[RAW DATA start]
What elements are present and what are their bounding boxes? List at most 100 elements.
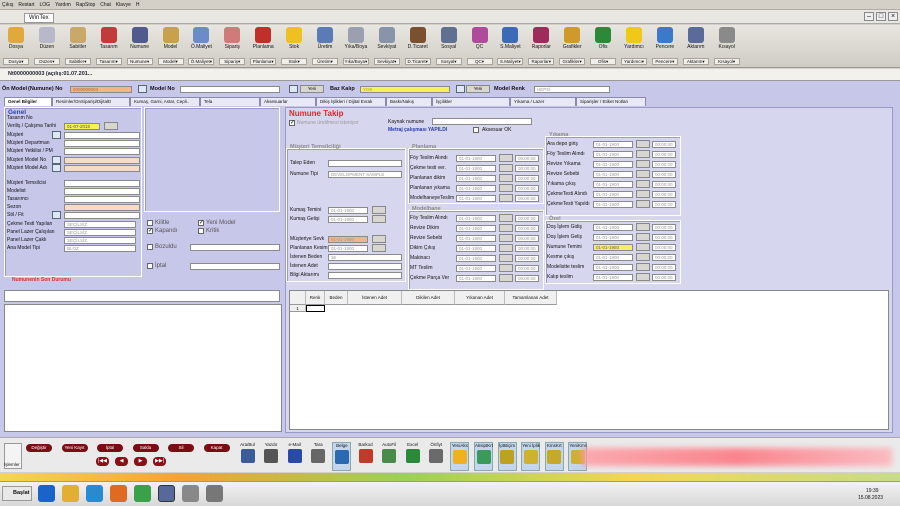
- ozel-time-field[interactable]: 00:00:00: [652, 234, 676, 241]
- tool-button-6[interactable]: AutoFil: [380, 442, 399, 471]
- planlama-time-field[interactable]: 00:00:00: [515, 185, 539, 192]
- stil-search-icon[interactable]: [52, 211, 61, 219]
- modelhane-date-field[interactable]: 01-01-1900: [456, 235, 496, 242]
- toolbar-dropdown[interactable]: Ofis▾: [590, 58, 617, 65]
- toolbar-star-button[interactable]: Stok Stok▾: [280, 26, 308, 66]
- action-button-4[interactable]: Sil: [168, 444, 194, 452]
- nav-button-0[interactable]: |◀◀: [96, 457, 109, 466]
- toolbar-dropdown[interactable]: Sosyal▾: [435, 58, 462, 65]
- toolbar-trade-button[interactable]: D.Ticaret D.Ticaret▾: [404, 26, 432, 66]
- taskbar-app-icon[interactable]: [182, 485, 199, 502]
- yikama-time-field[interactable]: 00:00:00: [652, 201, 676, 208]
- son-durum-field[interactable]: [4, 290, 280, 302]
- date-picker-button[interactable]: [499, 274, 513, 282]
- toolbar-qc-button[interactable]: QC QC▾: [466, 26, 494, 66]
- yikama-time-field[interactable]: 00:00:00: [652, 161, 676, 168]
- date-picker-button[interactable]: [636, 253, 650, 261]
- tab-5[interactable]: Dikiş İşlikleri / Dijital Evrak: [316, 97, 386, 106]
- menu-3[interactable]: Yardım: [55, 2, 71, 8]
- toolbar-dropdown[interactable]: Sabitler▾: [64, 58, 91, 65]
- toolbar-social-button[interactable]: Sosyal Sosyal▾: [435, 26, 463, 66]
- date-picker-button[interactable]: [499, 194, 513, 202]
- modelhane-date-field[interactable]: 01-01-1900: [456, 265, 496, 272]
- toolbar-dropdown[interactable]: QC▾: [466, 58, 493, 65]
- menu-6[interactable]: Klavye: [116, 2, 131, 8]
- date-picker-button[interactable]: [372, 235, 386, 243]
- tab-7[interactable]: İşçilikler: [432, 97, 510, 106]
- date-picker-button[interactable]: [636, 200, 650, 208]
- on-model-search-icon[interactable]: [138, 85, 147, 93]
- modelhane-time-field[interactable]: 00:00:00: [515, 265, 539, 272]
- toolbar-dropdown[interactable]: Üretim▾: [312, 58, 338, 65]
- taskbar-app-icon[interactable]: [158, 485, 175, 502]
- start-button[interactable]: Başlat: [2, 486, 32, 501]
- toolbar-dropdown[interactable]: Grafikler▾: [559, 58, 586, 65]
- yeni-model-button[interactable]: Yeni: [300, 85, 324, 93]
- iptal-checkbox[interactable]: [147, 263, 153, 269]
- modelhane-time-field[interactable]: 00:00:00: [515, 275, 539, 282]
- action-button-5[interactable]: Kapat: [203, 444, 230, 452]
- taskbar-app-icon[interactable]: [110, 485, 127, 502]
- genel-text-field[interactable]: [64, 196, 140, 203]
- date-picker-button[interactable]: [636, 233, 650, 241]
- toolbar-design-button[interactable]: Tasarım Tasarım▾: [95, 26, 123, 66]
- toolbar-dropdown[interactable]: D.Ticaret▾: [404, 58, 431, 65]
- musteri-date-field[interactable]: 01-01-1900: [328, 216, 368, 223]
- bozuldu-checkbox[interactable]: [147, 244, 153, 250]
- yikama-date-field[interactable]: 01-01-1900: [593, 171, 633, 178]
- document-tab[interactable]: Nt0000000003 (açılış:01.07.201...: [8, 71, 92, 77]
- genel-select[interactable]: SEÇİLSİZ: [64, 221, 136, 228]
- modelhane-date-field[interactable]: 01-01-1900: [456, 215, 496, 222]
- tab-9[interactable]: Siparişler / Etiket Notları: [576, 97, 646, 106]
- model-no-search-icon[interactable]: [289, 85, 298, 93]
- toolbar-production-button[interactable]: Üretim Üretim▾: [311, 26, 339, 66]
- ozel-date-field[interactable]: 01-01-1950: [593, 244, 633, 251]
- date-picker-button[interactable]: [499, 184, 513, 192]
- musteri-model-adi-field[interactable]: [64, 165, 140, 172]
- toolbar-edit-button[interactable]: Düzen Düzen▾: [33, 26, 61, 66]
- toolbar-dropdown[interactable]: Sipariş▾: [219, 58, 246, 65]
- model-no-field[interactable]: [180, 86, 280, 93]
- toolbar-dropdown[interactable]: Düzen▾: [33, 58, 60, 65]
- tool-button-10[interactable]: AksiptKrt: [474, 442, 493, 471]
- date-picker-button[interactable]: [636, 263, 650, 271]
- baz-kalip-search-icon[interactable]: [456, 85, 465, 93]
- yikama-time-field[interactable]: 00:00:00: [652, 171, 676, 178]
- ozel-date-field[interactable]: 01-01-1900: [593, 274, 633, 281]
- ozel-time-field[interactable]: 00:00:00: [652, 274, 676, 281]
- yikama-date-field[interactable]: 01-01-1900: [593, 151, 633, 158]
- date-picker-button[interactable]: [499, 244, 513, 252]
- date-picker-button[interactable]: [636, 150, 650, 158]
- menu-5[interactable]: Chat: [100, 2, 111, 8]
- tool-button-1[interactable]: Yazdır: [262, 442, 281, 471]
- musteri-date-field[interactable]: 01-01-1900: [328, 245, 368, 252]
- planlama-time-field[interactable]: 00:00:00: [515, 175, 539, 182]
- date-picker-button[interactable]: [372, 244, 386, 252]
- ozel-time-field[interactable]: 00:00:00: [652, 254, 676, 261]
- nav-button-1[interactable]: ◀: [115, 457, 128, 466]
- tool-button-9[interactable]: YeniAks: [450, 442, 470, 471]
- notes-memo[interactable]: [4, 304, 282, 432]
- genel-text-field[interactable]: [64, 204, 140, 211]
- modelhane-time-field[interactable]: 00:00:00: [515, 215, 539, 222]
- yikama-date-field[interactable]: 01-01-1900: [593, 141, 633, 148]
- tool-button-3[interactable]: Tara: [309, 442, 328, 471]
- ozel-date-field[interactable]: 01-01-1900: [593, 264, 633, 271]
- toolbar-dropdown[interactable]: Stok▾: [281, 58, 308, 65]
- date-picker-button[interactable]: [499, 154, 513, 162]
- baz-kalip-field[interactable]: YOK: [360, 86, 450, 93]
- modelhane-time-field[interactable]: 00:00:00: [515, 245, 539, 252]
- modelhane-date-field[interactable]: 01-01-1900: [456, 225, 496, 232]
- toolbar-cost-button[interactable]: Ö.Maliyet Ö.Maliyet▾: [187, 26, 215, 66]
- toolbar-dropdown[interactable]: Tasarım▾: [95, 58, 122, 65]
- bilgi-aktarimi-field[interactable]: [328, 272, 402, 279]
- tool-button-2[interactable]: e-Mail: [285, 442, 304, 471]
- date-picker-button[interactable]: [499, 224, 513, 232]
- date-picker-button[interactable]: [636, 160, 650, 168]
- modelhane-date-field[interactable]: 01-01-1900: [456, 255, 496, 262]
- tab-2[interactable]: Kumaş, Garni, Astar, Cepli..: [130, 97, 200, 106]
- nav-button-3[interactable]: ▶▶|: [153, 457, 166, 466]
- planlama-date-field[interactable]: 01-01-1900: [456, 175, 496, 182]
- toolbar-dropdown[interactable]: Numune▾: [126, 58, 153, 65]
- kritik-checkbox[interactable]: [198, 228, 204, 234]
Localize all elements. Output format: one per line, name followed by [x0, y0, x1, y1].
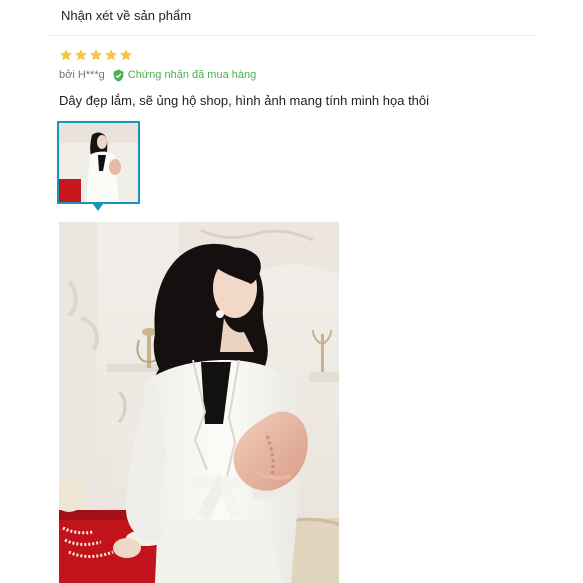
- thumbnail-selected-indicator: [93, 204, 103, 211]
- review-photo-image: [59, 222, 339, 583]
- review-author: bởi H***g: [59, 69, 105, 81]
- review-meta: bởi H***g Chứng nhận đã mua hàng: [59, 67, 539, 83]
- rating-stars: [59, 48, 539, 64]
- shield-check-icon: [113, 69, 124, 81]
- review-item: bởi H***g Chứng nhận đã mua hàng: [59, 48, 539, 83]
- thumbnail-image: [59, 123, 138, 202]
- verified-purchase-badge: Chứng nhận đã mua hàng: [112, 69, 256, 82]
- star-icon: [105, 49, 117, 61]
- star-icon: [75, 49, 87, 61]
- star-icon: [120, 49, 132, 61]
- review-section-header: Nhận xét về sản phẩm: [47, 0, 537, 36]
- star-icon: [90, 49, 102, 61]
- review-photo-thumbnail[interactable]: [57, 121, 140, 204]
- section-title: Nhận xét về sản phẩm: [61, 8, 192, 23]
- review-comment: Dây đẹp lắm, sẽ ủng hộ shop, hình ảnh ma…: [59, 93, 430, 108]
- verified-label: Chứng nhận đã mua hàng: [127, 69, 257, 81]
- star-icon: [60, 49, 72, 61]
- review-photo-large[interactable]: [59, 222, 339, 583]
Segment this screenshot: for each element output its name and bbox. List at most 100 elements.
[RAW DATA end]
Update the portion of the entries that opens with the line containing "- thumbnail-selected-indicator: [93, 204, 103, 211]" and closes with the line containing "- review-item: bởi" by replacing "review-meta" with "review-info". Reproduce only those lines, with everything else unchanged.

- thumbnail-selected-indicator: [93, 204, 103, 211]
- review-photo-image: [59, 222, 339, 583]
- review-author: bởi H***g: [59, 69, 105, 81]
- review-info: bởi H***g Chứng nhận đã mua hàng: [59, 67, 539, 83]
- rating-stars: [59, 48, 539, 64]
- shield-check-icon: [113, 69, 124, 81]
- review-item: bởi H***g Chứng nhận đã mua hàng: [59, 48, 539, 83]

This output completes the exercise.